TAREAS POR REALIZAR ->
**1)** Indica si cada afirmación concuerda con el texto, responde sí o no y cita literalmente las palabras del texto que lo deciden: (a) quien escribe ha pensado en rogar; (b) quien escribe ahora duerme más que antes; (c) quien escribe quiere dormir bien.
**2)** Reescribe el fragmento del texto que se abre con las palabras que contienen "No pienso algo" y se cierra con "bandera el compartir.", sustituyendo "la ballena" por "el abismo".
**3)** Resume en el texto el párrafo que comienza con "Se me han quitado las ganas de soñar" y conserva sus datos principales.

TEXTO DEL DOCUMENTO ->
No pienso algo más doloroso que frenarme la ganas de llamarte. He pensado en rogarte pero hace años descubrí que es la peor manera de darse a entender. Duele cada noche más. Te extraño cada noche más. Pierdo un tanto de esperanza cada que me siento a pensar en por qué decidiste parar de golpe. Sólo sé que me siento confundido, ni siquiera me siento en mis cabales para saber qué quiero hacer, no quiero intentar nada porque me resulta más grande el miedo de echar a perderlo aún más. Estoy parado frente a la ballena, siento que ya me tragó y sinceramente si quisiera morir tragado. Me hace falta valor y no lo encuentro porque no le veo caso al vivir a medias, no le veo caso a vivir para mi pues puede que este mal pero aún sigue siendo mi bandera el compartir.
Ahora evito dormir, constantemente te sueño y el despertar y recordar todo de golpe se ha convertido en una especie de agonía pastelera. Comienzo a darme lástima pero tampoco sé cómo reaccionar antes la mirada de quienes me notan ausente.
Se me han quitado las ganas de soñar. Tengo miedo de una madrugada en la angustia sentir una punzada que acaba de una vez con mi malestar. No estaría mal pero hasta para morir me he descubierto cobarde. Quiero dormir bien, quiero adelantar el tiempo y quitarme este dolor de estómago que me provocan los nervios de tener que dormir.

LISTADO PROPORCIONADO ->
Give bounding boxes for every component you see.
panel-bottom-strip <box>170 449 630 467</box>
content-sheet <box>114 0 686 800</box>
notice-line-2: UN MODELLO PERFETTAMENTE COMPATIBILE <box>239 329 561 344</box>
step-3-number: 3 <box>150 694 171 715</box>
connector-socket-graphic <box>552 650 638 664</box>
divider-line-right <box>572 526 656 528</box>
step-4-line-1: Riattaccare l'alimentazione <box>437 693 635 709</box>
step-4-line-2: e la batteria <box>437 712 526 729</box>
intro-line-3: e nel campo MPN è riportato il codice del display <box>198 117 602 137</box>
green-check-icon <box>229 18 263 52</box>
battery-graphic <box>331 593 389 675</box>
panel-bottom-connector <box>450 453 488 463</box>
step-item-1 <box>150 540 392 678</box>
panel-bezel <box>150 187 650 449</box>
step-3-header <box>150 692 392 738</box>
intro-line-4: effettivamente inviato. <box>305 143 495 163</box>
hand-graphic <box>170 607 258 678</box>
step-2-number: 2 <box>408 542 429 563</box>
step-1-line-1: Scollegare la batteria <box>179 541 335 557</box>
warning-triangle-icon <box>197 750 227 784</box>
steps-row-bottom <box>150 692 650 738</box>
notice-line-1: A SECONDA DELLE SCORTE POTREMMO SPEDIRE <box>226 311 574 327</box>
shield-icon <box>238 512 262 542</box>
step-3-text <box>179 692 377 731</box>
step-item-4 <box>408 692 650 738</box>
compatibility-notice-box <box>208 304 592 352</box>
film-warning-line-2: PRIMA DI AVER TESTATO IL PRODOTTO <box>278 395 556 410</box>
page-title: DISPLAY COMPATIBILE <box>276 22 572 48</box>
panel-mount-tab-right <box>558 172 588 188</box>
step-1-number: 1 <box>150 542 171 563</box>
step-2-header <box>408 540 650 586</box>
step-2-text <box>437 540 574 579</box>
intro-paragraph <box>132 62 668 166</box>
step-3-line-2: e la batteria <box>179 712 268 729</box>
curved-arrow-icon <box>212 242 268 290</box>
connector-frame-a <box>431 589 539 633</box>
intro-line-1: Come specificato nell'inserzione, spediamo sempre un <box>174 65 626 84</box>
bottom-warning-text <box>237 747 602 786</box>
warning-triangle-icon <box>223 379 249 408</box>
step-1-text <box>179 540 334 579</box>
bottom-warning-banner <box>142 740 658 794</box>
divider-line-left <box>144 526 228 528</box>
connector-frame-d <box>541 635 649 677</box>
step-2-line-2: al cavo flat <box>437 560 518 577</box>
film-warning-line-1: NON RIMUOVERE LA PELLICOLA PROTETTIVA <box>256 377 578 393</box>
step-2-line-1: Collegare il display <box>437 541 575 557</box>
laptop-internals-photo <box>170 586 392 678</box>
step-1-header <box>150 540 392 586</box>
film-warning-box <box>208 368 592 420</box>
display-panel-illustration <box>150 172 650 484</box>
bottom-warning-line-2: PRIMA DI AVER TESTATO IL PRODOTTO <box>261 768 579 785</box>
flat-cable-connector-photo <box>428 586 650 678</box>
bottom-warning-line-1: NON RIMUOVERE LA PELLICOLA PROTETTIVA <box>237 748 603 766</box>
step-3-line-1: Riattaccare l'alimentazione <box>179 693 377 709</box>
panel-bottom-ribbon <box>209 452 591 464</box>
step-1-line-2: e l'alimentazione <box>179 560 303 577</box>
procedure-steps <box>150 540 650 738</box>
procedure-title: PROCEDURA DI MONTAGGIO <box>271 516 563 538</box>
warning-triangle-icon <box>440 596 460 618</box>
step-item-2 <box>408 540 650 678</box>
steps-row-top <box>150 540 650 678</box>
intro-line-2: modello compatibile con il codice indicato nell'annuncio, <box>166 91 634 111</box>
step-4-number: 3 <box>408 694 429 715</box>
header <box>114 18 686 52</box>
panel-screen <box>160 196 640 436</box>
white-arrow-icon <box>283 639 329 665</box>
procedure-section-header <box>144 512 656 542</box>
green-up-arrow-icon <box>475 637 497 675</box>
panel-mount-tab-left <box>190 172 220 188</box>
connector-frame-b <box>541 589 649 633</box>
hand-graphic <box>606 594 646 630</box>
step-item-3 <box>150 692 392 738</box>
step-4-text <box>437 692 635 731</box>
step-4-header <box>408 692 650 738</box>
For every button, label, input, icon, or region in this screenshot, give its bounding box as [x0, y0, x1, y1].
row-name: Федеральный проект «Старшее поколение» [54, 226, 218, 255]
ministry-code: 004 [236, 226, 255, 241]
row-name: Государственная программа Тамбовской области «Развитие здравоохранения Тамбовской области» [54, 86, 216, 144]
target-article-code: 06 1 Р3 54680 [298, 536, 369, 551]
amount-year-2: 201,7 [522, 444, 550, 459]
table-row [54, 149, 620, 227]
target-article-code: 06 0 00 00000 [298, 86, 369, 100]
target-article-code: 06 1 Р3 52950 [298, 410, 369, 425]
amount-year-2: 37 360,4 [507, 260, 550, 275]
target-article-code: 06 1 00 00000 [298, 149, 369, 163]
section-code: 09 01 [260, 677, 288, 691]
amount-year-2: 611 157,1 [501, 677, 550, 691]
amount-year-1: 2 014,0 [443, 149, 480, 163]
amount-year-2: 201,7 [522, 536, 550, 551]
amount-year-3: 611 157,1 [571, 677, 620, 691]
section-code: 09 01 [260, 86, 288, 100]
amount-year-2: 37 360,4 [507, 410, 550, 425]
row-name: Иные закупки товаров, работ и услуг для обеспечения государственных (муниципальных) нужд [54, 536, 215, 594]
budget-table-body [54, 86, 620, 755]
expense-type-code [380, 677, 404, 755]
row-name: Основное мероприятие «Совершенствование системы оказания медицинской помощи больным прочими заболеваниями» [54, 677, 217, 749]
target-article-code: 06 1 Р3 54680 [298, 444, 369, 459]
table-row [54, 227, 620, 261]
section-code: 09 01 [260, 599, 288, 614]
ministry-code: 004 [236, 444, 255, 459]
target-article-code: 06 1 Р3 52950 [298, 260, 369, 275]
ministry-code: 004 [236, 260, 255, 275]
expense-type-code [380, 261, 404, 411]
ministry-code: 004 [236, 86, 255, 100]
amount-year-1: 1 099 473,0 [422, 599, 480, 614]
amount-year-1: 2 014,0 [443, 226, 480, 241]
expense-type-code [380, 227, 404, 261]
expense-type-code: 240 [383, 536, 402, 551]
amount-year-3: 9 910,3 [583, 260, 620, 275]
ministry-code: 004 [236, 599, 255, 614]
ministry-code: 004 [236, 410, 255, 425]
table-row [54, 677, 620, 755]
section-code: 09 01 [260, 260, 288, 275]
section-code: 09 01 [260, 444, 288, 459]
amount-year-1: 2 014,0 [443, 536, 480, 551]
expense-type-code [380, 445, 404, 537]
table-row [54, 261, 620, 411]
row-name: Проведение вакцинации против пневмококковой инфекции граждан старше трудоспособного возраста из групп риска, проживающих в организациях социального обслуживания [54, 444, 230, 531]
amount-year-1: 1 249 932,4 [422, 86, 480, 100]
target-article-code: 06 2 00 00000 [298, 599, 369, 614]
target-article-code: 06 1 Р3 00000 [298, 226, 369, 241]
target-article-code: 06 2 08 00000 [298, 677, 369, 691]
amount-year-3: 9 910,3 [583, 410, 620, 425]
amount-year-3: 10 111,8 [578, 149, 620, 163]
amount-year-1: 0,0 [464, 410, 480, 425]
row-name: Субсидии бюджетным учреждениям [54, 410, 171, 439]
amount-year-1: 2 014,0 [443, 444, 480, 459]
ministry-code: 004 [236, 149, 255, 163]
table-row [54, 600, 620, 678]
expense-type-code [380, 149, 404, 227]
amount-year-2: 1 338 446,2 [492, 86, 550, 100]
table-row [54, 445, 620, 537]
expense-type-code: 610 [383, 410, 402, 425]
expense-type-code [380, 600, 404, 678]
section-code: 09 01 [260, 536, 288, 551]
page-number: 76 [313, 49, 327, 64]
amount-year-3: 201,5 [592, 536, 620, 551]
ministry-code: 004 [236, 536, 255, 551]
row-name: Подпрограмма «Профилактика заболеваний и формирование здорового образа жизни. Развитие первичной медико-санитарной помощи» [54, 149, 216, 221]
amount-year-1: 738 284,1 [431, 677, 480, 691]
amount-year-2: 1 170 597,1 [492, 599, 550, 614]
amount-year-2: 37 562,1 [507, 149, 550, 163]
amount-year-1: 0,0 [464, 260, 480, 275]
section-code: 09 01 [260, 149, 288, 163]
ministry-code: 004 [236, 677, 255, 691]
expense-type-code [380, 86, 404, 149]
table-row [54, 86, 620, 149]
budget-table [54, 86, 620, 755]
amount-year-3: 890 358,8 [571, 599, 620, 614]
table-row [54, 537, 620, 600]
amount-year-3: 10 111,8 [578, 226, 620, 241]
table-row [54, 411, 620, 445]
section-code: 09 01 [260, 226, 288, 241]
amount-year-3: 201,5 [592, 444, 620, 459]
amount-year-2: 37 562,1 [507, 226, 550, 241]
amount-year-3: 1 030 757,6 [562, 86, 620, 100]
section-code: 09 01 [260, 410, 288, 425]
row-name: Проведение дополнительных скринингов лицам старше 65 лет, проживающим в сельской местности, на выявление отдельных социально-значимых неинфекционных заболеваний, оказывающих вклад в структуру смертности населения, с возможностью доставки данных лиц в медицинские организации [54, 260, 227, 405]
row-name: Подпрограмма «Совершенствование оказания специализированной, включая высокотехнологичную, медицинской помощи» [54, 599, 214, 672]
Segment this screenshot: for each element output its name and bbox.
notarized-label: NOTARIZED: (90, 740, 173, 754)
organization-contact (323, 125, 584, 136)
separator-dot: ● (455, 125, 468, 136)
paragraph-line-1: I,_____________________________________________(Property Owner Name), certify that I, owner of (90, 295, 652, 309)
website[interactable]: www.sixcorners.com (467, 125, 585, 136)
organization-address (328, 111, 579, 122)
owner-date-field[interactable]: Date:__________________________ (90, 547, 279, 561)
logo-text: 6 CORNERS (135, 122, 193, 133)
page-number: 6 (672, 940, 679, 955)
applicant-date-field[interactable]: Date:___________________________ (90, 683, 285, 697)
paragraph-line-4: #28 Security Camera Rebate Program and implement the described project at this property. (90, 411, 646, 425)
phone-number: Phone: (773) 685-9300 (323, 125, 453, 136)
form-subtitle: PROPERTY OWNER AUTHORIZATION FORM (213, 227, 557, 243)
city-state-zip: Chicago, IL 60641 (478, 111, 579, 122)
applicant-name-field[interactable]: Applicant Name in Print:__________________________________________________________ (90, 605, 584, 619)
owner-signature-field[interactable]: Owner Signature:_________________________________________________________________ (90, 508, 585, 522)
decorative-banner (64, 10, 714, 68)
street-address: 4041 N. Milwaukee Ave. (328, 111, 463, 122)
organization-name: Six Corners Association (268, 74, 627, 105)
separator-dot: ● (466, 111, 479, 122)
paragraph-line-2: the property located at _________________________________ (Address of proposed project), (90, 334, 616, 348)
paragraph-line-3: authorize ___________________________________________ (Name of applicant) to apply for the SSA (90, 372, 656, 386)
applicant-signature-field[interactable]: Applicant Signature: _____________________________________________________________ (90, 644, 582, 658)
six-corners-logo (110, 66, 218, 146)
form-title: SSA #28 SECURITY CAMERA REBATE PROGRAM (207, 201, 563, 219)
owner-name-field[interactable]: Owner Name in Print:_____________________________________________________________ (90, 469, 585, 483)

RESPUESTAS POR TAREA ->
**1)**
(a) Sí: "He pensado en rogarte".
(b) No: "Ahora evito dormir".
(c) Sí: "Quiero dormir bien".

**2)**
No pienso algo más doloroso que frenarme la ganas de llamarte. He pensado en rogarte pero hace años descubrí que es la peor manera de darse a entender. Duele cada noche más. Te extraño cada noche más. Pierdo un tanto de esperanza cada que me siento a pensar en por qué decidiste parar de golpe. Sólo sé que me siento confundido, ni siquiera me siento en mis cabales para saber qué quiero hacer, no quiero intentar nada porque me resulta más grande el miedo de echar a perderlo aún más. Estoy parado frente a el abismo, siento que ya me tragó y sinceramente si quisiera morir tragado. Me hace falta valor y no lo encuentro porque no le veo caso al vivir a medias, no le veo caso a vivir para mi pues puede que este mal pero aún sigue siendo mi bandera el compartir.

**3)** Quien escribe ya no tiene ganas de soñar. Teme sentir, en una madrugada de angustia, una punzada que acabe de una vez con su malestar. Eso no le parecería mal, pero se reconoce cobarde incluso para morir. Quiere dormir bien, adelantar el tiempo y librarse del dolor de estómago que le provocan los nervios de tener que dormir.